- [Directions for this task]:
Lift out each line of the data that holds "jurídicas".

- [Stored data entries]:
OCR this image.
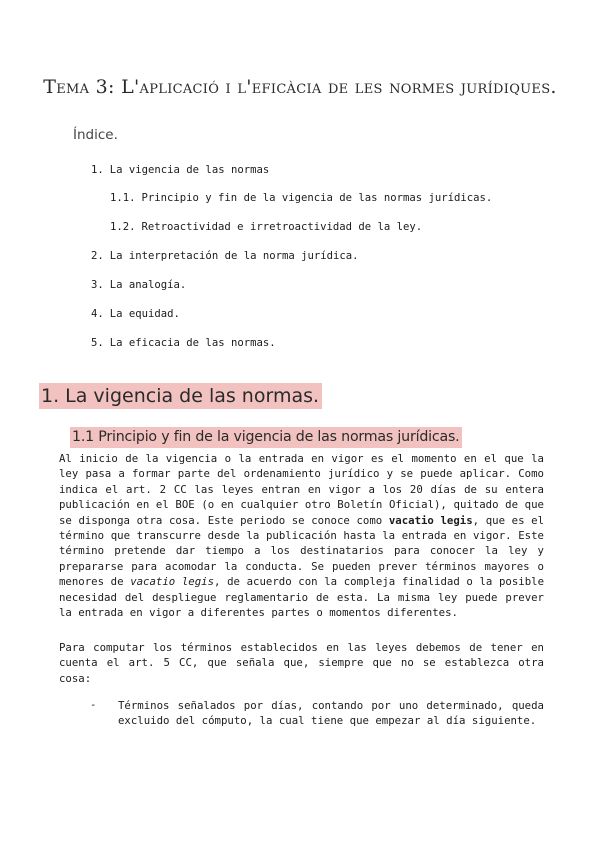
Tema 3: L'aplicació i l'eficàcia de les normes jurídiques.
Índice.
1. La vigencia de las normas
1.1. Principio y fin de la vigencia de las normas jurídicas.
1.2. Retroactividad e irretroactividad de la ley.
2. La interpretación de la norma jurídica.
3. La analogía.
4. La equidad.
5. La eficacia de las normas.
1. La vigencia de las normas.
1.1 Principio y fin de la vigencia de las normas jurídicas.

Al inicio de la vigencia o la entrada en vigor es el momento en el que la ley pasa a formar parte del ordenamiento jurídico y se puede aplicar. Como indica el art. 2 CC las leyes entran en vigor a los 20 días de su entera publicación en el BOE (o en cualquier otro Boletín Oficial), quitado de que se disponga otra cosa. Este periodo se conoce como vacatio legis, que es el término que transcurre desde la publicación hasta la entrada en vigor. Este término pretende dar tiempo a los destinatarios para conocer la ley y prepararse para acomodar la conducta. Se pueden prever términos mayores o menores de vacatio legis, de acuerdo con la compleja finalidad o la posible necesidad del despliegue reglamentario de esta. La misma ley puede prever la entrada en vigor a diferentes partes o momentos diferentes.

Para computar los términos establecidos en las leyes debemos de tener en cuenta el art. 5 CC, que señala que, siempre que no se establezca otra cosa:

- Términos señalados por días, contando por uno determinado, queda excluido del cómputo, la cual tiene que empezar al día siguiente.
...
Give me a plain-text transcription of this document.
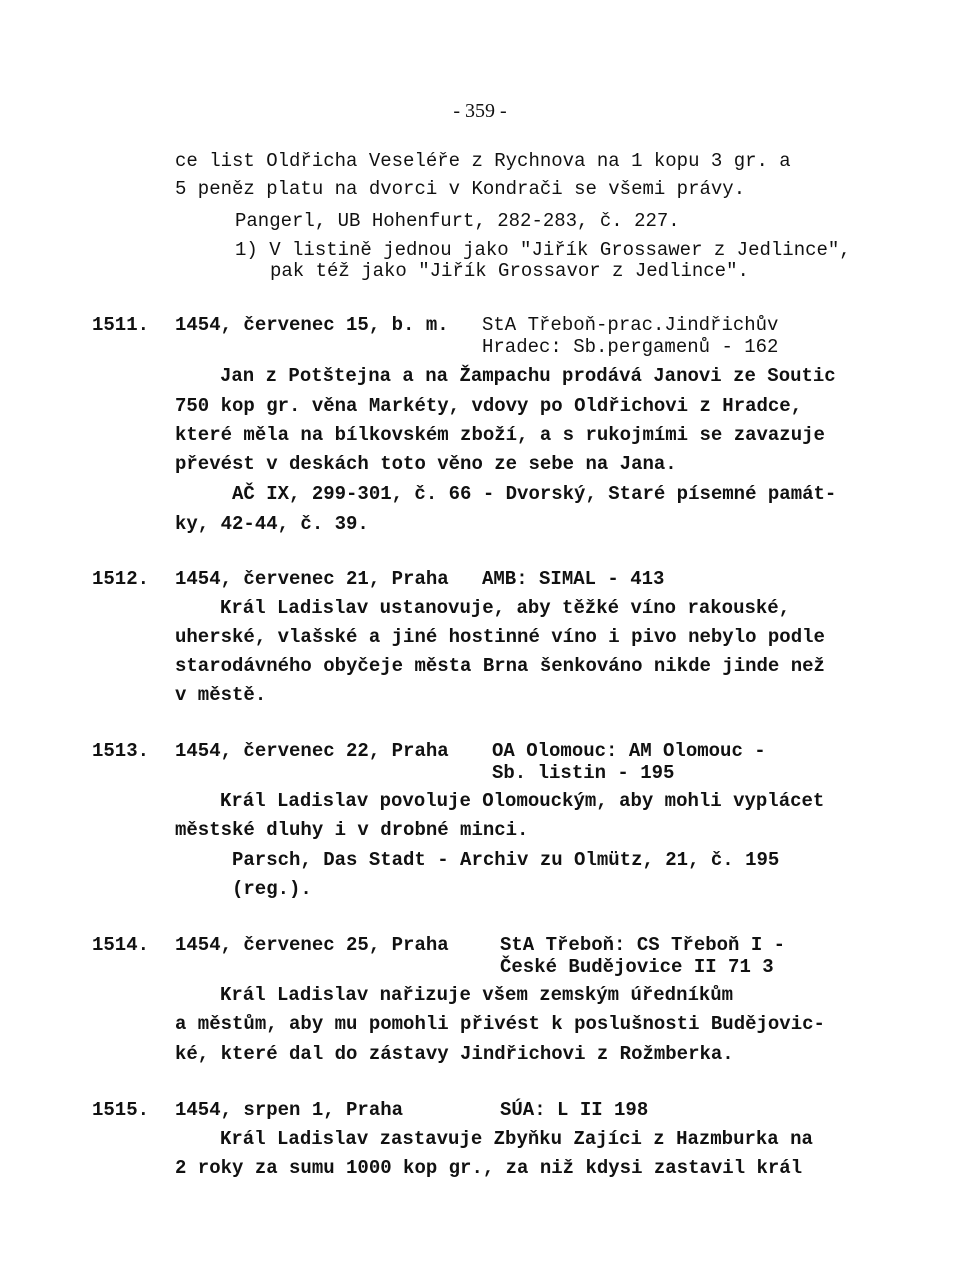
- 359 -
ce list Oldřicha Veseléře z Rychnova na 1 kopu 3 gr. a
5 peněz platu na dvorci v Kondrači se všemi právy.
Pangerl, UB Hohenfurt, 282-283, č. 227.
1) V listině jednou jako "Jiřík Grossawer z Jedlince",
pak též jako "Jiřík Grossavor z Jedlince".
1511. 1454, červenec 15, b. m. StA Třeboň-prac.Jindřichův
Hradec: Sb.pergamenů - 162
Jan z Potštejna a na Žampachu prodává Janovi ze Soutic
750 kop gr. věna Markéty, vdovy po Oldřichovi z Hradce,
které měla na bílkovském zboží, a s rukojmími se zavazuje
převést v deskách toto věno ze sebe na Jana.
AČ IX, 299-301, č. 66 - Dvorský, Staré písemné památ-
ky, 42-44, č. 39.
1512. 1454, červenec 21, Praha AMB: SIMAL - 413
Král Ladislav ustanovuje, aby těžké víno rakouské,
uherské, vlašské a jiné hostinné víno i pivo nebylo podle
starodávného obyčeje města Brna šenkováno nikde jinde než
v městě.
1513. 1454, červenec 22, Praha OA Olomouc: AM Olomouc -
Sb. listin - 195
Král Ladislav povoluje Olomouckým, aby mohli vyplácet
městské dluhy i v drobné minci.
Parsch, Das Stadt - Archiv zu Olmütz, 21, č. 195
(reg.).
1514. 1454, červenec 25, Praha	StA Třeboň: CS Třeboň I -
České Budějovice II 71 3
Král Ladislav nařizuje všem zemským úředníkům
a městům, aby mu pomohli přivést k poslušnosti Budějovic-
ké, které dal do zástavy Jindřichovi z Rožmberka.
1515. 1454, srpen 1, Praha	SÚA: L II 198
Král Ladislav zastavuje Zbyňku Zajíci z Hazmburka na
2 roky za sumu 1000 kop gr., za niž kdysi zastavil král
* * *
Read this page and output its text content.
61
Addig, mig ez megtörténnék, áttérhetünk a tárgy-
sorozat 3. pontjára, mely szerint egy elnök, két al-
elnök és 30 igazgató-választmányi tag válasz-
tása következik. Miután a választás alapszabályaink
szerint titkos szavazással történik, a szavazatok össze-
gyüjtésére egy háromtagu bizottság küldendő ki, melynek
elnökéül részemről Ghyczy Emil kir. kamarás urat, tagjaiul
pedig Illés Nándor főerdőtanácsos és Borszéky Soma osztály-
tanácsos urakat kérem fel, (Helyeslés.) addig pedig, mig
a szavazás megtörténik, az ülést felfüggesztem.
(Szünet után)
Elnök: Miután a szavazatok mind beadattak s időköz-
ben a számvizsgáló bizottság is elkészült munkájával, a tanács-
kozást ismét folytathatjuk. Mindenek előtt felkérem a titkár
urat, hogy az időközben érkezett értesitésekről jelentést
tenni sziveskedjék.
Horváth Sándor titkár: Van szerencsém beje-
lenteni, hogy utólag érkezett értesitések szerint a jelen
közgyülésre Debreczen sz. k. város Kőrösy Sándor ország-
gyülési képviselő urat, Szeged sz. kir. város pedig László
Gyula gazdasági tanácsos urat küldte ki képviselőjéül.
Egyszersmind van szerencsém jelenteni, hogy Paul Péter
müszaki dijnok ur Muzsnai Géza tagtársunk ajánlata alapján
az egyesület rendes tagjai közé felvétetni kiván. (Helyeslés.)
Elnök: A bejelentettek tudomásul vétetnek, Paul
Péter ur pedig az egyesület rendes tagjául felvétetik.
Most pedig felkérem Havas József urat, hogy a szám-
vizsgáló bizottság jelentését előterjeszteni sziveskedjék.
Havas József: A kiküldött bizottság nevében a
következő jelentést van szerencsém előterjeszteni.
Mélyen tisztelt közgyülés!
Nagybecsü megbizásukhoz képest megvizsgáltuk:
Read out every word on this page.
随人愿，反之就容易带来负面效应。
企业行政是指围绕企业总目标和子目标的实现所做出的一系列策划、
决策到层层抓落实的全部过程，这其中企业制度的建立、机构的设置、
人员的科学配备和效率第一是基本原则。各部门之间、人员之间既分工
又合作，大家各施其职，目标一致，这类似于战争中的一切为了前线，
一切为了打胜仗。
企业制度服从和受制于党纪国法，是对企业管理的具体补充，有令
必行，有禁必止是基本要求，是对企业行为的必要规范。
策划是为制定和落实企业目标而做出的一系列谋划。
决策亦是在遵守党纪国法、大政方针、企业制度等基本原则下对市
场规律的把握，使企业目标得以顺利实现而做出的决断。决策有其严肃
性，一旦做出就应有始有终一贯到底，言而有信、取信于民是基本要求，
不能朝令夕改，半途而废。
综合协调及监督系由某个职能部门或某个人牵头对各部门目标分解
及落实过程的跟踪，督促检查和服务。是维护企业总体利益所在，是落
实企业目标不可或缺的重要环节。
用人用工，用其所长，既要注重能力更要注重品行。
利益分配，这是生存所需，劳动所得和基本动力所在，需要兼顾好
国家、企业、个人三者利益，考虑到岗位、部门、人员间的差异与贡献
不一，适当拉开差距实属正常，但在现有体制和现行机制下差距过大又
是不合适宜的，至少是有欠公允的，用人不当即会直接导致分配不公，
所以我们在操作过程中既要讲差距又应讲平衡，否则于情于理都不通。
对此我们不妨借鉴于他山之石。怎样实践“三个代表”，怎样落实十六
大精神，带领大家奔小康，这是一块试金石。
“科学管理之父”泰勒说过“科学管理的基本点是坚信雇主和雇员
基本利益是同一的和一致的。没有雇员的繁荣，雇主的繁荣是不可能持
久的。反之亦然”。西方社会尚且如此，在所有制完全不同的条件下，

- [Exercise solution]:
1.1. Principio y fin de la vigencia de las normas jurídicas.
1.1 Principio y fin de la vigencia de las normas jurídicas.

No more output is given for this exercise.